Exercise instructions.
Return every entry exactly as written.
· · · ·
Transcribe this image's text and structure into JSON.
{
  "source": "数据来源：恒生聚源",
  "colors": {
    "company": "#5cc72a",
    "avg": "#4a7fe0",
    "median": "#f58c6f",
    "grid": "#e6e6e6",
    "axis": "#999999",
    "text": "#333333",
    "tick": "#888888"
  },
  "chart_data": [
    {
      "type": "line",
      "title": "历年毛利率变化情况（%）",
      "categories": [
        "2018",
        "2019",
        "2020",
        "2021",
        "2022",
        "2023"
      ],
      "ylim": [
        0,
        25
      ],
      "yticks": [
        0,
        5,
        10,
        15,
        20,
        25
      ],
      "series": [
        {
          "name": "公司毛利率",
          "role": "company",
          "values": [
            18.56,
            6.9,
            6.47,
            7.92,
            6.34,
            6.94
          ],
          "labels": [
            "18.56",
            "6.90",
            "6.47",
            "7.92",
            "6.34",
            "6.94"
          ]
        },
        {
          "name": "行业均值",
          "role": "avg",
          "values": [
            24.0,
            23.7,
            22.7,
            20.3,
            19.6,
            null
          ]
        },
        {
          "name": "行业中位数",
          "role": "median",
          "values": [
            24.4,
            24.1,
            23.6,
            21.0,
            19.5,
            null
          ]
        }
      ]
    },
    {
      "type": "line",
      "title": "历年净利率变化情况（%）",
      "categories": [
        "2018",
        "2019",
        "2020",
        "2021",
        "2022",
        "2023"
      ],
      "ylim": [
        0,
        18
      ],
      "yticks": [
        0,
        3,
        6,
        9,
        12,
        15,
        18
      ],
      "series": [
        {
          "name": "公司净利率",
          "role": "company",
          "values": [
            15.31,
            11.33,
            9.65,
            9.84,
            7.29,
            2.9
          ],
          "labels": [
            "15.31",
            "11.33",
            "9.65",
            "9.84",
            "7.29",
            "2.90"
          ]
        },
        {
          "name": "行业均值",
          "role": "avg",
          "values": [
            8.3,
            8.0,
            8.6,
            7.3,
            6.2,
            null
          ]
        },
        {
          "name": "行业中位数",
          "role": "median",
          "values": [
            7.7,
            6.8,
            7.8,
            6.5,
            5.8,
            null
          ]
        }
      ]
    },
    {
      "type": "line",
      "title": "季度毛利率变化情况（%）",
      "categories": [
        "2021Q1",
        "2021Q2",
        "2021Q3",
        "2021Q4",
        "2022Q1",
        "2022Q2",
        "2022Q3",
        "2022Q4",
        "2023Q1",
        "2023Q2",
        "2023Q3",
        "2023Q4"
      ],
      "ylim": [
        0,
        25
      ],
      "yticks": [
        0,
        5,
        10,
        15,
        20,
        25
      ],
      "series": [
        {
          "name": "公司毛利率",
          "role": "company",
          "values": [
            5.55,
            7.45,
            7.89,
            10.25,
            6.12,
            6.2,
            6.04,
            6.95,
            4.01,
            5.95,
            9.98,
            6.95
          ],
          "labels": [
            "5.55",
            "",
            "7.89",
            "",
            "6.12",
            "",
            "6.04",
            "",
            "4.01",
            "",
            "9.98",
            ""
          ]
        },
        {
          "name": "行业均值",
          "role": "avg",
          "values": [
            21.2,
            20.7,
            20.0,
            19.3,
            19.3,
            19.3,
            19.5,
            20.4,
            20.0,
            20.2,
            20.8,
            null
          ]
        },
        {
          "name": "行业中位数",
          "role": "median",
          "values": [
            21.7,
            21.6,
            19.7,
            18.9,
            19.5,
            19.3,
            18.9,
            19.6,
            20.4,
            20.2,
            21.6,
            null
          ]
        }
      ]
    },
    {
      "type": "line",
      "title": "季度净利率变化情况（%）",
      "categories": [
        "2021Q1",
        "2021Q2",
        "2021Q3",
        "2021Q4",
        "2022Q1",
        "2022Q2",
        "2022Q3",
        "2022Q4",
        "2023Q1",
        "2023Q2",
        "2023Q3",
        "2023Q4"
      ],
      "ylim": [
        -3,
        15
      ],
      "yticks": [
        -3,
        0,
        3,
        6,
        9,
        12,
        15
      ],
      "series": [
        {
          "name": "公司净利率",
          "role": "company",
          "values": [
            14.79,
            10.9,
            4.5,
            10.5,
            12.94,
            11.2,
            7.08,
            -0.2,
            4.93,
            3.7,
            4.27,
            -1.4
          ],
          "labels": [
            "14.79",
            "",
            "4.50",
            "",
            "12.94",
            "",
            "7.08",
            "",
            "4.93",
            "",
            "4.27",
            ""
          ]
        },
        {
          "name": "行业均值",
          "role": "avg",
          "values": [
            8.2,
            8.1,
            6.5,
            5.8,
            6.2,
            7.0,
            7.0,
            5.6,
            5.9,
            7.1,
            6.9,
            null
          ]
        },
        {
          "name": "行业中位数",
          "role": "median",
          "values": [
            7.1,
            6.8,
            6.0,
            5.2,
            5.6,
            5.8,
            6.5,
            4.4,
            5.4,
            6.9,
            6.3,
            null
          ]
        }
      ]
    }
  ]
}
· · · ·
Correct result.
Transcribe this image's text and structure into JSON.
{
  "source": "数据来源：恒生聚源",
  "colors": {
    "company": "#5cc72a",
    "avg": "#4a7fe0",
    "median": "#f58c6f",
    "grid": "#e6e6e6",
    "axis": "#999999",
    "text": "#333333",
    "tick": "#888888"
  },
  "chart_data": [
    {
      "type": "line",
      "title": "历年毛利率变化情况（%）",
      "categories": [
        "2018",
        "2019",
        "2020",
        "2021",
        "2022",
        "2023"
      ],
      "ylim": [
        0,
        25
      ],
      "yticks": [
        0,
        5,
        10,
        15,
        20,
        25
      ],
      "series": [
        {
          "name": "公司毛利率",
          "role": "company",
          "values": [
            18.56,
            6.9,
            6.47,
            7.92,
            6.34,
            6.94
          ],
          "labels": [
            "18.56",
            "6.90",
            "6.47",
            "7.92",
            "6.34",
            "6.94"
          ]
        },
        {
          "name": "行业均值",
          "role": "avg",
          "values": [
            24.0,
            23.7,
            22.7,
            20.3,
            19.6,
            null
          ]
        },
        {
          "name": "行业中位数",
          "role": "median",
          "values": [
            24.4,
            24.1,
            23.6,
            21.0,
            19.5,
            null
          ]
        }
      ]
    },
    {
      "type": "line",
      "title": "历年净利率变化情况（%）",
      "categories": [
        "2018",
        "2019",
        "2020",
        "2021",
        "2022",
        "2023"
      ],
      "ylim": [
        0,
        18
      ],
      "yticks": [
        0,
        3,
        6,
        9,
        12,
        15,
        18
      ],
      "series": [
        {
          "name": "公司净利率",
          "role": "company",
          "values": [
            15.31,
            11.33,
            9.65,
            9.84,
            7.29,
            2.9
          ],
          "labels": [
            "15.31",
            "11.33",
            "9.65",
            "9.84",
            "7.29",
            "2.90"
          ]
        },
        {
          "name": "行业均值",
          "role": "avg",
          "values": [
            8.3,
            8.0,
            8.6,
            7.3,
            6.2,
            null
          ]
        },
        {
          "name": "行业中位数",
          "role": "median",
          "values": [
            7.7,
            6.8,
            7.8,
            6.5,
            5.8,
            null
          ]
        }
      ]
    },
    {
      "type": "line",
      "title": "季度毛利率变化情况（%）",
      "categories": [
        "2021Q1",
        "2021Q2",
        "2021Q3",
        "2021Q4",
        "2022Q1",
        "2022Q2",
        "2022Q3",
        "2022Q4",
        "2023Q1",
        "2023Q2",
        "2023Q3",
        "2023Q4"
      ],
      "ylim": [
        0,
        25
      ],
      "yticks": [
        0,
        5,
        10,
        15,
        20,
        25
      ],
      "series": [
        {
          "name": "公司毛利率",
          "role": "company",
          "values": [
            5.55,
            7.45,
            7.89,
            10.25,
            6.12,
            6.2,
            6.04,
            6.95,
            4.01,
            5.95,
            9.98,
            6.95
          ],
          "labels": [
            "5.55",
            "",
            "7.89",
            "",
            "6.12",
            "",
            "6.04",
            "",
            "4.01",
            "",
            "9.98",
            ""
          ]
        },
        {
          "name": "行业均值",
          "role": "avg",
          "values": [
            21.2,
            20.7,
            20.0,
            19.3,
            19.3,
            19.3,
            19.5,
            20.4,
            20.0,
            20.2,
            20.8,
            null
          ]
        },
        {
          "name": "行业中位数",
          "role": "median",
          "values": [
            21.7,
            21.6,
            19.7,
            18.9,
            19.5,
            19.3,
            18.9,
            19.6,
            20.4,
            20.2,
            21.6,
            null
          ]
        }
      ]
    },
    {
      "type": "line",
      "title": "季度净利率变化情况（%）",
      "categories": [
        "2021Q1",
        "2021Q2",
        "2021Q3",
        "2021Q4",
        "2022Q1",
        "2022Q2",
        "2022Q3",
        "2022Q4",
        "2023Q1",
        "2023Q2",
        "2023Q3",
        "2023Q4"
      ],
      "ylim": [
        -3,
        15
      ],
      "yticks": [
        -3,
        0,
        3,
        6,
        9,
        12,
        15
      ],
      "series": [
        {
          "name": "公司净利率",
          "role": "company",
          "values": [
            14.79,
            10.9,
            4.5,
            10.5,
            12.94,
            11.2,
            7.08,
            -0.2,
            4.93,
            3.7,
            4.27,
            -1.4
          ],
          "labels": [
            "14.79",
            "",
            "4.50",
            "",
            "12.94",
            "",
            "7.08",
            "",
            "4.93",
            "",
            "4.27",
            ""
          ]
        },
        {
          "name": "行业均值",
          "role": "avg",
          "values": [
            8.2,
            8.1,
            6.5,
            5.8,
            6.2,
            7.0,
            7.0,
            5.6,
            5.9,
            7.1,
            6.9,
            null
          ]
        },
        {
          "name": "行业中位数",
          "role": "median",
          "values": [
            7.1,
            6.8,
            6.0,
            5.2,
            5.6,
            5.8,
            6.5,
            4.4,
            5.4,
            6.9,
            6.3,
            null
          ]
        }
      ]
    }
  ]
}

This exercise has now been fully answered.